### Directive
Collect all lines below with the string "this".

### Material
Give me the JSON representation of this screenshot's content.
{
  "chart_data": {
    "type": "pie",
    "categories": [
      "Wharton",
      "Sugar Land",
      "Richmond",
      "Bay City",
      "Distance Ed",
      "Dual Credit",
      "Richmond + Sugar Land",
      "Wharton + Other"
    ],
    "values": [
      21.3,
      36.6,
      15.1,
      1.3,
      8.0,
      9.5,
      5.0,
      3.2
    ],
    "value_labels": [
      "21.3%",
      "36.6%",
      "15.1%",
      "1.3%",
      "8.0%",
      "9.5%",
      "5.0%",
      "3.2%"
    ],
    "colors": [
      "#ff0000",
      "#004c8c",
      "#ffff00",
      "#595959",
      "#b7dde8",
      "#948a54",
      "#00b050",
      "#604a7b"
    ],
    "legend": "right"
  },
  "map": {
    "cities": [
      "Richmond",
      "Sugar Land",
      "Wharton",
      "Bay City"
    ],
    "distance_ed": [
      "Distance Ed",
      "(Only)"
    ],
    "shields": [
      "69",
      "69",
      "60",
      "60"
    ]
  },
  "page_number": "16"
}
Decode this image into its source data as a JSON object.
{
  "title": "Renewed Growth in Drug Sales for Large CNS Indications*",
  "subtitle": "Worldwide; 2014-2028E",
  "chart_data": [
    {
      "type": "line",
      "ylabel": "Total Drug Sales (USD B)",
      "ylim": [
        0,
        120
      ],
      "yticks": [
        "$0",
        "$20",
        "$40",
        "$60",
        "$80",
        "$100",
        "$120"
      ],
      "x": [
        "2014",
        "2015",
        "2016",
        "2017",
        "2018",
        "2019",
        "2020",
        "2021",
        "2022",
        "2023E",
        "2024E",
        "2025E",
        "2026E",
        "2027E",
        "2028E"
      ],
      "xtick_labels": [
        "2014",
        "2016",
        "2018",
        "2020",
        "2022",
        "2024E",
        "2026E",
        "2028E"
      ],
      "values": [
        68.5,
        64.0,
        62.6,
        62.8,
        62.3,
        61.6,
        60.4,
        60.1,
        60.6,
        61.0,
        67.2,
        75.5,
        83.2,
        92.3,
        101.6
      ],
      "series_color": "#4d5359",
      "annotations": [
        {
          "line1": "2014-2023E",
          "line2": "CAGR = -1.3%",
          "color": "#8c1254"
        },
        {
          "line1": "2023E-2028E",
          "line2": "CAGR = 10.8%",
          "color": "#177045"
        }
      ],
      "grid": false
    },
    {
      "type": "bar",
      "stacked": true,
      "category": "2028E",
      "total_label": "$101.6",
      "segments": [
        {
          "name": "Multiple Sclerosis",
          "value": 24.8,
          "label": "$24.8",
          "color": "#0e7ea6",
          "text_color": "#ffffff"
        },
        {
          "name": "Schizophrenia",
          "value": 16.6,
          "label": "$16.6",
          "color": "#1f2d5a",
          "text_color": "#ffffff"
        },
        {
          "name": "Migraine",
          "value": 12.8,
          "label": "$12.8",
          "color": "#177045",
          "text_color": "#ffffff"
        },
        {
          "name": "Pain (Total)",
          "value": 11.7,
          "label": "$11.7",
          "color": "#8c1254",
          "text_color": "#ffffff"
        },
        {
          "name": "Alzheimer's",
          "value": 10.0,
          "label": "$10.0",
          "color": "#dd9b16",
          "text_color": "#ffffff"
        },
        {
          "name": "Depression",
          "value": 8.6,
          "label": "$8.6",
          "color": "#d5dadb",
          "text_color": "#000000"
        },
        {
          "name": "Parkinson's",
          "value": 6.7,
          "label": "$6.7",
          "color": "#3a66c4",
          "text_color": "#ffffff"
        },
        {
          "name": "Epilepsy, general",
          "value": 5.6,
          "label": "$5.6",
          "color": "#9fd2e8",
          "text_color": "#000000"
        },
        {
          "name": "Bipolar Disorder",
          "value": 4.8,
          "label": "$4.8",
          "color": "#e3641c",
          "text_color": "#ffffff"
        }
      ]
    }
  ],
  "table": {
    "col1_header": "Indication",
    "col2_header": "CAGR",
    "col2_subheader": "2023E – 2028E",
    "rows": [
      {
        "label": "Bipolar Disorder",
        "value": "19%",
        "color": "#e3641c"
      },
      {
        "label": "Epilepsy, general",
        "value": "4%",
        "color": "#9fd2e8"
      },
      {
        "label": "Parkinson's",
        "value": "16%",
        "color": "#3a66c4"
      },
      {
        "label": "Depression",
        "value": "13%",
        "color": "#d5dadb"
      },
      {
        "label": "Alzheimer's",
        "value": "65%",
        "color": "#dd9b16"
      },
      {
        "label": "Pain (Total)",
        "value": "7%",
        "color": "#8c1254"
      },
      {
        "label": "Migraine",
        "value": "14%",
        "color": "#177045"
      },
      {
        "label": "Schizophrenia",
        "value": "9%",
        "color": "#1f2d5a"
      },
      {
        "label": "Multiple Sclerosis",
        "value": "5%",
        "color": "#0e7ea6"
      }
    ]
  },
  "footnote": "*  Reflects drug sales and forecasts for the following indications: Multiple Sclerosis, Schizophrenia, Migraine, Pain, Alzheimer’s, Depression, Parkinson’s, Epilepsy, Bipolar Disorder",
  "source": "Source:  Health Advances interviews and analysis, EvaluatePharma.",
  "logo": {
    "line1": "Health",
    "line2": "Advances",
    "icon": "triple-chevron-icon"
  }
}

### The response
Give me the JSON representation of this screenshot's content.
Decode this image into its source data as a JSON object.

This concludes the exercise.